To be done: Write out the records word for word, with no pictures.

Record excerpts:
────────

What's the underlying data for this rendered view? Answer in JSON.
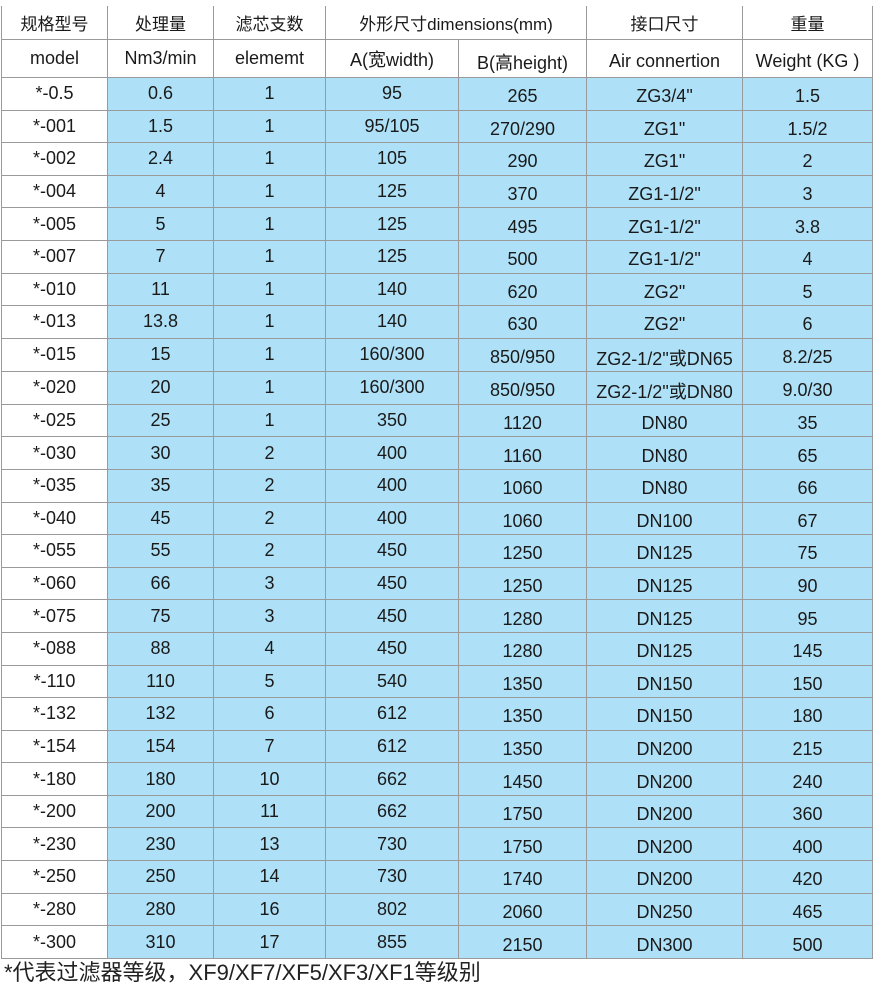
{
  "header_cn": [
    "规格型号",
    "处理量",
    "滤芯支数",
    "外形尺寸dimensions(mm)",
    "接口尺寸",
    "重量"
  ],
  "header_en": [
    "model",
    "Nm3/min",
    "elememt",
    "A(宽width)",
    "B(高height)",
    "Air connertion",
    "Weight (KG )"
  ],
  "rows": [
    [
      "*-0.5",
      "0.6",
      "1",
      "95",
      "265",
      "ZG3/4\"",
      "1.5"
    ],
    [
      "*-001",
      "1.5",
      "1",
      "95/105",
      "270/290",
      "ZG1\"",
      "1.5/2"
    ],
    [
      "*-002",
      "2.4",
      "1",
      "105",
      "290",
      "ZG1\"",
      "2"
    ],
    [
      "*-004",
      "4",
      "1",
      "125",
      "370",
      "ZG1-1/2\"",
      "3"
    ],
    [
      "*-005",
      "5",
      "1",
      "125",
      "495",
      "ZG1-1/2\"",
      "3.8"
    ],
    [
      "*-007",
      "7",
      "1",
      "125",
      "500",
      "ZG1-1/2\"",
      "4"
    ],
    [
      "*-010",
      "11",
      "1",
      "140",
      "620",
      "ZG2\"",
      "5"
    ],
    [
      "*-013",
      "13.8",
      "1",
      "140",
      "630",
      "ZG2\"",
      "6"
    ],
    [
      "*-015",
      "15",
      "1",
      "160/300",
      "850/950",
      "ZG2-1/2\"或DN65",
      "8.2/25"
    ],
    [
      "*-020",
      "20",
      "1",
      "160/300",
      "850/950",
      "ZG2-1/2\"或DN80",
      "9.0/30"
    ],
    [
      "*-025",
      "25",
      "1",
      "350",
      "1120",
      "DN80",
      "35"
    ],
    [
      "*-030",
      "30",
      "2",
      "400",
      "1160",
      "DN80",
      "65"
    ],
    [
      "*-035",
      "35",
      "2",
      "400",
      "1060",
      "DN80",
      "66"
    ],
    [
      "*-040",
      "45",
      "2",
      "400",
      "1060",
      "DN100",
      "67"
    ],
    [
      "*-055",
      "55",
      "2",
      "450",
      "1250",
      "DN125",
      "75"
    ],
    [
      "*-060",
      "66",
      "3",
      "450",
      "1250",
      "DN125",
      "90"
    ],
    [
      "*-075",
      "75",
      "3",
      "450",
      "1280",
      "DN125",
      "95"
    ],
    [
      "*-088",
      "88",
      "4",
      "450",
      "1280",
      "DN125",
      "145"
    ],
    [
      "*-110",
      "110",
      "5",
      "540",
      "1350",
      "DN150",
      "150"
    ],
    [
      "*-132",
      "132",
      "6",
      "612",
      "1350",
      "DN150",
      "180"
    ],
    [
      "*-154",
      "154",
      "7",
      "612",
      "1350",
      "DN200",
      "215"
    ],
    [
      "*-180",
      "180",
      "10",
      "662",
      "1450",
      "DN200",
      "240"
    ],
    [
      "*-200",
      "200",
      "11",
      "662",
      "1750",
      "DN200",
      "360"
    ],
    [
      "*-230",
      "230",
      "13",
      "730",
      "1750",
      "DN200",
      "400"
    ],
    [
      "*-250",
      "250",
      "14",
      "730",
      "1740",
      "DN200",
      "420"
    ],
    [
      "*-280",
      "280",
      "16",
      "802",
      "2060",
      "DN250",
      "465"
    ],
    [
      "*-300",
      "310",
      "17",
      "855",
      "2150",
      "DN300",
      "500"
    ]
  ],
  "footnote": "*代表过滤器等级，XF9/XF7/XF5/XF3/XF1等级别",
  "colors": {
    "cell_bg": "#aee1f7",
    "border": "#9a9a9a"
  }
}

────────

Output for this exercise:
What's the underlying data for this rendered view? Answer in JSON.
{
  "header_cn": [
    "规格型号",
    "处理量",
    "滤芯支数",
    "外形尺寸dimensions(mm)",
    "接口尺寸",
    "重量"
  ],
  "header_en": [
    "model",
    "Nm3/min",
    "elememt",
    "A(宽width)",
    "B(高height)",
    "Air connertion",
    "Weight (KG )"
  ],
  "rows": [
    [
      "*-0.5",
      "0.6",
      "1",
      "95",
      "265",
      "ZG3/4\"",
      "1.5"
    ],
    [
      "*-001",
      "1.5",
      "1",
      "95/105",
      "270/290",
      "ZG1\"",
      "1.5/2"
    ],
    [
      "*-002",
      "2.4",
      "1",
      "105",
      "290",
      "ZG1\"",
      "2"
    ],
    [
      "*-004",
      "4",
      "1",
      "125",
      "370",
      "ZG1-1/2\"",
      "3"
    ],
    [
      "*-005",
      "5",
      "1",
      "125",
      "495",
      "ZG1-1/2\"",
      "3.8"
    ],
    [
      "*-007",
      "7",
      "1",
      "125",
      "500",
      "ZG1-1/2\"",
      "4"
    ],
    [
      "*-010",
      "11",
      "1",
      "140",
      "620",
      "ZG2\"",
      "5"
    ],
    [
      "*-013",
      "13.8",
      "1",
      "140",
      "630",
      "ZG2\"",
      "6"
    ],
    [
      "*-015",
      "15",
      "1",
      "160/300",
      "850/950",
      "ZG2-1/2\"或DN65",
      "8.2/25"
    ],
    [
      "*-020",
      "20",
      "1",
      "160/300",
      "850/950",
      "ZG2-1/2\"或DN80",
      "9.0/30"
    ],
    [
      "*-025",
      "25",
      "1",
      "350",
      "1120",
      "DN80",
      "35"
    ],
    [
      "*-030",
      "30",
      "2",
      "400",
      "1160",
      "DN80",
      "65"
    ],
    [
      "*-035",
      "35",
      "2",
      "400",
      "1060",
      "DN80",
      "66"
    ],
    [
      "*-040",
      "45",
      "2",
      "400",
      "1060",
      "DN100",
      "67"
    ],
    [
      "*-055",
      "55",
      "2",
      "450",
      "1250",
      "DN125",
      "75"
    ],
    [
      "*-060",
      "66",
      "3",
      "450",
      "1250",
      "DN125",
      "90"
    ],
    [
      "*-075",
      "75",
      "3",
      "450",
      "1280",
      "DN125",
      "95"
    ],
    [
      "*-088",
      "88",
      "4",
      "450",
      "1280",
      "DN125",
      "145"
    ],
    [
      "*-110",
      "110",
      "5",
      "540",
      "1350",
      "DN150",
      "150"
    ],
    [
      "*-132",
      "132",
      "6",
      "612",
      "1350",
      "DN150",
      "180"
    ],
    [
      "*-154",
      "154",
      "7",
      "612",
      "1350",
      "DN200",
      "215"
    ],
    [
      "*-180",
      "180",
      "10",
      "662",
      "1450",
      "DN200",
      "240"
    ],
    [
      "*-200",
      "200",
      "11",
      "662",
      "1750",
      "DN200",
      "360"
    ],
    [
      "*-230",
      "230",
      "13",
      "730",
      "1750",
      "DN200",
      "400"
    ],
    [
      "*-250",
      "250",
      "14",
      "730",
      "1740",
      "DN200",
      "420"
    ],
    [
      "*-280",
      "280",
      "16",
      "802",
      "2060",
      "DN250",
      "465"
    ],
    [
      "*-300",
      "310",
      "17",
      "855",
      "2150",
      "DN300",
      "500"
    ]
  ],
  "footnote": "*代表过滤器等级，XF9/XF7/XF5/XF3/XF1等级别",
  "colors": {
    "cell_bg": "#aee1f7",
    "border": "#9a9a9a"
  }
}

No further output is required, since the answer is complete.